#### Work item
Extract each record and reproduce it exactly.

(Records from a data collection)

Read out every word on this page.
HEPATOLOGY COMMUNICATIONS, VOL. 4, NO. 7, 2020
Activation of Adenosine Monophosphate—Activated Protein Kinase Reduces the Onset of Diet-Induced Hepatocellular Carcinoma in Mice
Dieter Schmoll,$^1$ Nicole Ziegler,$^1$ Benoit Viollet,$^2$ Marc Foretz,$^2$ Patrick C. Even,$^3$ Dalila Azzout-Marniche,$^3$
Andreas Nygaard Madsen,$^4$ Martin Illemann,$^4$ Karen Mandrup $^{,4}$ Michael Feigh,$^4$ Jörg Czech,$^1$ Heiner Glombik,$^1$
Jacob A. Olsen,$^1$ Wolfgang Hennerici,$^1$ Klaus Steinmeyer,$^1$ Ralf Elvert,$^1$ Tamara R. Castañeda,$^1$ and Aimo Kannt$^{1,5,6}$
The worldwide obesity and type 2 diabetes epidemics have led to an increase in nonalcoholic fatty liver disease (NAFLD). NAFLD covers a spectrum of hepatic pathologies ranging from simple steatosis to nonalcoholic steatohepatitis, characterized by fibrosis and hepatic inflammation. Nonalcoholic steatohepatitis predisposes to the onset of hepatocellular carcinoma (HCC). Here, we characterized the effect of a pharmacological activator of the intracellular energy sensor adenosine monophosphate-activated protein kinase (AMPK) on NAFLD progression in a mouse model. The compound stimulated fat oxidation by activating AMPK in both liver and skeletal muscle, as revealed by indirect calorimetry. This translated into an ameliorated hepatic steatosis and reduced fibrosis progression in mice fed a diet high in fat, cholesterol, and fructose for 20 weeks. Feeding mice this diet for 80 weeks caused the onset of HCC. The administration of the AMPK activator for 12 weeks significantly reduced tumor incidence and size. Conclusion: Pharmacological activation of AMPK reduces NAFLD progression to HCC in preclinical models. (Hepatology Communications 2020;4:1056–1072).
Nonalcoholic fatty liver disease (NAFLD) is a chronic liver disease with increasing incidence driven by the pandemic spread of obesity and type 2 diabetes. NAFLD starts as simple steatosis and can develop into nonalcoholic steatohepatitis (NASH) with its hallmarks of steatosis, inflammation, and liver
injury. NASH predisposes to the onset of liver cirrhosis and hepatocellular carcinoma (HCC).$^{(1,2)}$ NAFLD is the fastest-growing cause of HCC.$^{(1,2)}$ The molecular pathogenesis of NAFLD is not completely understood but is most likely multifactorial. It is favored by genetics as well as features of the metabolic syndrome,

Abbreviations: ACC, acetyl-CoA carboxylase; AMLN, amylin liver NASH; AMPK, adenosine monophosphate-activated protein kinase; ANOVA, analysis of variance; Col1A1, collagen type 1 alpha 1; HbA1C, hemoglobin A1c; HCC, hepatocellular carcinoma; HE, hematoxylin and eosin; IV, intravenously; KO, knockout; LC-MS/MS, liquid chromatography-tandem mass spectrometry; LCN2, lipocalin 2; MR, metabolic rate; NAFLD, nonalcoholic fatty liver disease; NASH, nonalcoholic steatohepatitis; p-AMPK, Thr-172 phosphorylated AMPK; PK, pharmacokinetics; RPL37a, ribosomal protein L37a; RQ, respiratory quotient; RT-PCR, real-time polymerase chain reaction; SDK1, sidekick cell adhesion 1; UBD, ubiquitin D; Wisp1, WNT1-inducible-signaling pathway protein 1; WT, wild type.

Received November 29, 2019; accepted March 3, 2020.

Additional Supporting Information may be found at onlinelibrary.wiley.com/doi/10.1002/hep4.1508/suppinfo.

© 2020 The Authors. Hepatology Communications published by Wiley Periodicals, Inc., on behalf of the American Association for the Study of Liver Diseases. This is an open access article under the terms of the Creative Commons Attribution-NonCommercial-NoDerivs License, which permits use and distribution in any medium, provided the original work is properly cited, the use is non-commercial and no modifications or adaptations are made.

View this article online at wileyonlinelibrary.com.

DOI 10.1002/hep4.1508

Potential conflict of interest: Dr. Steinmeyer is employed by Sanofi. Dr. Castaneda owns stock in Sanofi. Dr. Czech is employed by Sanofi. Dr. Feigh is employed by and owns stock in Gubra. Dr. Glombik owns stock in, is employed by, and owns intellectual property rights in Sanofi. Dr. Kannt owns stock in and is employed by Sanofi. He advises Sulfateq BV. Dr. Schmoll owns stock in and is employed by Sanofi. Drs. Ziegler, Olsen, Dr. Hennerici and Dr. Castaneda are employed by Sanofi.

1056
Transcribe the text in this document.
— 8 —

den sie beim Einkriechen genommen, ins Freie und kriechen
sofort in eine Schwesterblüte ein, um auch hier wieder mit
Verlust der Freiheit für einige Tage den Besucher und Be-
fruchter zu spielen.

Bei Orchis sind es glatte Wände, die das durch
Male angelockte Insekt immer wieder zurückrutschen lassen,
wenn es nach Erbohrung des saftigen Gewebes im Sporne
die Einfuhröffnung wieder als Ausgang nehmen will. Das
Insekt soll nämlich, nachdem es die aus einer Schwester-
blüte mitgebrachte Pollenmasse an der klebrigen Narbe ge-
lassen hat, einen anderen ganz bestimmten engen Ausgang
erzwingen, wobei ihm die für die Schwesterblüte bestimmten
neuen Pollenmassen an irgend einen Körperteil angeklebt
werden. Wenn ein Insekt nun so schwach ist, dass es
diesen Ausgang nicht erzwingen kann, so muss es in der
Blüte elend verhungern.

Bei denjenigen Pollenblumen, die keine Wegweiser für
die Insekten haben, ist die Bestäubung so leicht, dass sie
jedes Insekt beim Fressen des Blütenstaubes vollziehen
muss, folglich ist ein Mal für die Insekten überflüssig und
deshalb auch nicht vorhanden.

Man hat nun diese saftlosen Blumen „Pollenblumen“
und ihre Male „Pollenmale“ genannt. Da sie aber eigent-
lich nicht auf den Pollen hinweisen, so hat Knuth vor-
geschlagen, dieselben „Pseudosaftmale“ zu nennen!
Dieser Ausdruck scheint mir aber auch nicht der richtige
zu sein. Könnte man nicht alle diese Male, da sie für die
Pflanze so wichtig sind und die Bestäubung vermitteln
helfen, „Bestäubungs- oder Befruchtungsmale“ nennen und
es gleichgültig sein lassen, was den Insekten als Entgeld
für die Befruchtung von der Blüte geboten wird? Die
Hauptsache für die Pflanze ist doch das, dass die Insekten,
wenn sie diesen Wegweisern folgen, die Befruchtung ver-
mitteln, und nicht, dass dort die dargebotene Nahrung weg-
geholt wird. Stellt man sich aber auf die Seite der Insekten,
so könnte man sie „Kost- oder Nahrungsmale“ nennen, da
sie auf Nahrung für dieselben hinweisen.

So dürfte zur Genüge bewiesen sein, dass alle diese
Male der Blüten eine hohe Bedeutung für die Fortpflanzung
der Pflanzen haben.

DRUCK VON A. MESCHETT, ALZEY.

#### Task response
Read out every word on this page.
HEPATOLOGY COMMUNICATIONS, VOL. 4, NO. 7, 2020
Activation of Adenosine Monophosphate—Activated Protein Kinase Reduces the Onset of Diet-Induced Hepatocellular Carcinoma in Mice
Dieter Schmoll,$^1$ Nicole Ziegler,$^1$ Benoit Viollet,$^2$ Marc Foretz,$^2$ Patrick C. Even,$^3$ Dalila Azzout-Marniche,$^3$
Andreas Nygaard Madsen,$^4$ Martin Illemann,$^4$ Karen Mandrup $^{,4}$ Michael Feigh,$^4$ Jörg Czech,$^1$ Heiner Glombik,$^1$
Jacob A. Olsen,$^1$ Wolfgang Hennerici,$^1$ Klaus Steinmeyer,$^1$ Ralf Elvert,$^1$ Tamara R. Castañeda,$^1$ and Aimo Kannt$^{1,5,6}$
The worldwide obesity and type 2 diabetes epidemics have led to an increase in nonalcoholic fatty liver disease (NAFLD). NAFLD covers a spectrum of hepatic pathologies ranging from simple steatosis to nonalcoholic steatohepatitis, characterized by fibrosis and hepatic inflammation. Nonalcoholic steatohepatitis predisposes to the onset of hepatocellular carcinoma (HCC). Here, we characterized the effect of a pharmacological activator of the intracellular energy sensor adenosine monophosphate-activated protein kinase (AMPK) on NAFLD progression in a mouse model. The compound stimulated fat oxidation by activating AMPK in both liver and skeletal muscle, as revealed by indirect calorimetry. This translated into an ameliorated hepatic steatosis and reduced fibrosis progression in mice fed a diet high in fat, cholesterol, and fructose for 20 weeks. Feeding mice this diet for 80 weeks caused the onset of HCC. The administration of the AMPK activator for 12 weeks significantly reduced tumor incidence and size. Conclusion: Pharmacological activation of AMPK reduces NAFLD progression to HCC in preclinical models. (Hepatology Communications 2020;4:1056–1072).
Nonalcoholic fatty liver disease (NAFLD) is a chronic liver disease with increasing incidence driven by the pandemic spread of obesity and type 2 diabetes. NAFLD starts as simple steatosis and can develop into nonalcoholic steatohepatitis (NASH) with its hallmarks of steatosis, inflammation, and liver
injury. NASH predisposes to the onset of liver cirrhosis and hepatocellular carcinoma (HCC).$^{(1,2)}$ NAFLD is the fastest-growing cause of HCC.$^{(1,2)}$ The molecular pathogenesis of NAFLD is not completely understood but is most likely multifactorial. It is favored by genetics as well as features of the metabolic syndrome,

Abbreviations: ACC, acetyl-CoA carboxylase; AMLN, amylin liver NASH; AMPK, adenosine monophosphate-activated protein kinase; ANOVA, analysis of variance; Col1A1, collagen type 1 alpha 1; HbA1C, hemoglobin A1c; HCC, hepatocellular carcinoma; HE, hematoxylin and eosin; IV, intravenously; KO, knockout; LC-MS/MS, liquid chromatography-tandem mass spectrometry; LCN2, lipocalin 2; MR, metabolic rate; NAFLD, nonalcoholic fatty liver disease; NASH, nonalcoholic steatohepatitis; p-AMPK, Thr-172 phosphorylated AMPK; PK, pharmacokinetics; RPL37a, ribosomal protein L37a; RQ, respiratory quotient; RT-PCR, real-time polymerase chain reaction; SDK1, sidekick cell adhesion 1; UBD, ubiquitin D; Wisp1, WNT1-inducible-signaling pathway protein 1; WT, wild type.

Received November 29, 2019; accepted March 3, 2020.

Additional Supporting Information may be found at onlinelibrary.wiley.com/doi/10.1002/hep4.1508/suppinfo.

© 2020 The Authors. Hepatology Communications published by Wiley Periodicals, Inc., on behalf of the American Association for the Study of Liver Diseases. This is an open access article under the terms of the Creative Commons Attribution-NonCommercial-NoDerivs License, which permits use and distribution in any medium, provided the original work is properly cited, the use is non-commercial and no modifications or adaptations are made.

View this article online at wileyonlinelibrary.com.

DOI 10.1002/hep4.1508

Potential conflict of interest: Dr. Steinmeyer is employed by Sanofi. Dr. Castaneda owns stock in Sanofi. Dr. Czech is employed by Sanofi. Dr. Feigh is employed by and owns stock in Gubra. Dr. Glombik owns stock in, is employed by, and owns intellectual property rights in Sanofi. Dr. Kannt owns stock in and is employed by Sanofi. He advises Sulfateq BV. Dr. Schmoll owns stock in and is employed by Sanofi. Drs. Ziegler, Olsen, Dr. Hennerici and Dr. Castaneda are employed by Sanofi.

1056
Transcribe the text in this document.
— 8 —

den sie beim Einkriechen genommen, ins Freie und kriechen
sofort in eine Schwesterblüte ein, um auch hier wieder mit
Verlust der Freiheit für einige Tage den Besucher und Be-
fruchter zu spielen.

Bei Orchis sind es glatte Wände, die das durch
Male angelockte Insekt immer wieder zurückrutschen lassen,
wenn es nach Erbohrung des saftigen Gewebes im Sporne
die Einfuhröffnung wieder als Ausgang nehmen will. Das
Insekt soll nämlich, nachdem es die aus einer Schwester-
blüte mitgebrachte Pollenmasse an der klebrigen Narbe ge-
lassen hat, einen anderen ganz bestimmten engen Ausgang
erzwingen, wobei ihm die für die Schwesterblüte bestimmten
neuen Pollenmassen an irgend einen Körperteil angeklebt
werden. Wenn ein Insekt nun so schwach ist, dass es
diesen Ausgang nicht erzwingen kann, so muss es in der
Blüte elend verhungern.

Bei denjenigen Pollenblumen, die keine Wegweiser für
die Insekten haben, ist die Bestäubung so leicht, dass sie
jedes Insekt beim Fressen des Blütenstaubes vollziehen
muss, folglich ist ein Mal für die Insekten überflüssig und
deshalb auch nicht vorhanden.

Man hat nun diese saftlosen Blumen „Pollenblumen“
und ihre Male „Pollenmale“ genannt. Da sie aber eigent-
lich nicht auf den Pollen hinweisen, so hat Knuth vor-
geschlagen, dieselben „Pseudosaftmale“ zu nennen!
Dieser Ausdruck scheint mir aber auch nicht der richtige
zu sein. Könnte man nicht alle diese Male, da sie für die
Pflanze so wichtig sind und die Bestäubung vermitteln
helfen, „Bestäubungs- oder Befruchtungsmale“ nennen und
es gleichgültig sein lassen, was den Insekten als Entgeld
für die Befruchtung von der Blüte geboten wird? Die
Hauptsache für die Pflanze ist doch das, dass die Insekten,
wenn sie diesen Wegweisern folgen, die Befruchtung ver-
mitteln, und nicht, dass dort die dargebotene Nahrung weg-
geholt wird. Stellt man sich aber auf die Seite der Insekten,
so könnte man sie „Kost- oder Nahrungsmale“ nennen, da
sie auf Nahrung für dieselben hinweisen.

So dürfte zur Genüge bewiesen sein, dass alle diese
Male der Blüten eine hohe Bedeutung für die Fortpflanzung
der Pflanzen haben.

DRUCK VON A. MESCHETT, ALZEY.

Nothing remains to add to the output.